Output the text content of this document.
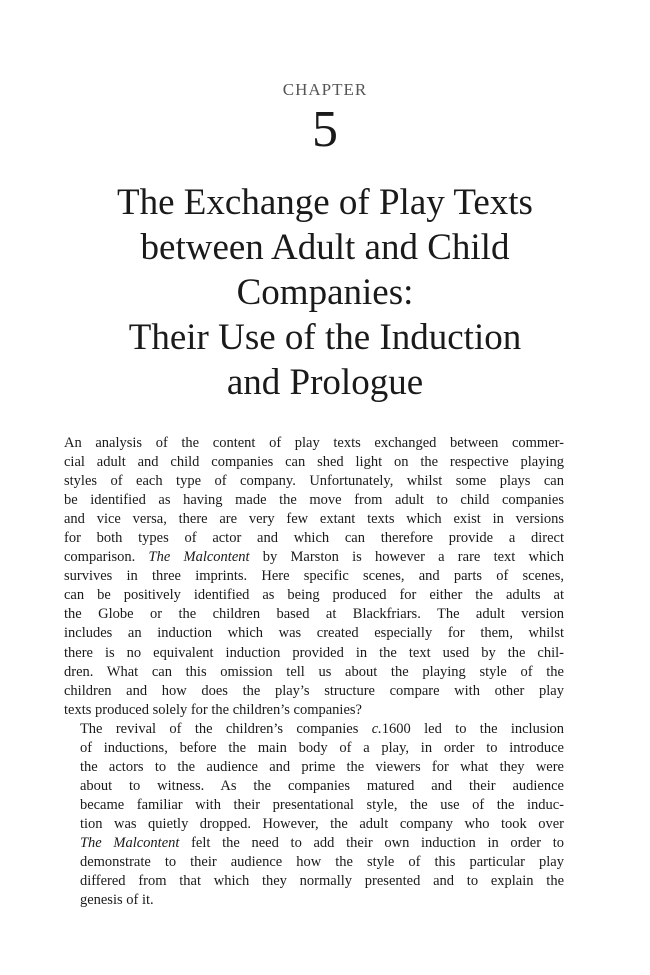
CHAPTER
5
The Exchange of Play Texts
between Adult and Child
Companies:
Their Use of the Induction
and Prologue

An analysis of the content of play texts exchanged between commer-
cial adult and child companies can shed light on the respective playing
styles of each type of company. Unfortunately, whilst some plays can
be identified as having made the move from adult to child companies
and vice versa, there are very few extant texts which exist in versions
for both types of actor and which can therefore provide a direct
comparison. The Malcontent by Marston is however a rare text which
survives in three imprints. Here specific scenes, and parts of scenes,
can be positively identified as being produced for either the adults at
the Globe or the children based at Blackfriars. The adult version
includes an induction which was created especially for them, whilst
there is no equivalent induction provided in the text used by the chil-
dren. What can this omission tell us about the playing style of the
children and how does the play’s structure compare with other play
texts produced solely for the children’s companies?

The revival of the children’s companies c.1600 led to the inclusion
of inductions, before the main body of a play, in order to introduce
the actors to the audience and prime the viewers for what they were
about to witness. As the companies matured and their audience
became familiar with their presentational style, the use of the induc-
tion was quietly dropped. However, the adult company who took over
The Malcontent felt the need to add their own induction in order to
demonstrate to their audience how the style of this particular play
differed from that which they normally presented and to explain the
genesis of it.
======
Within the entries, count the lines containing the string "playing" and state nothing but the result.

2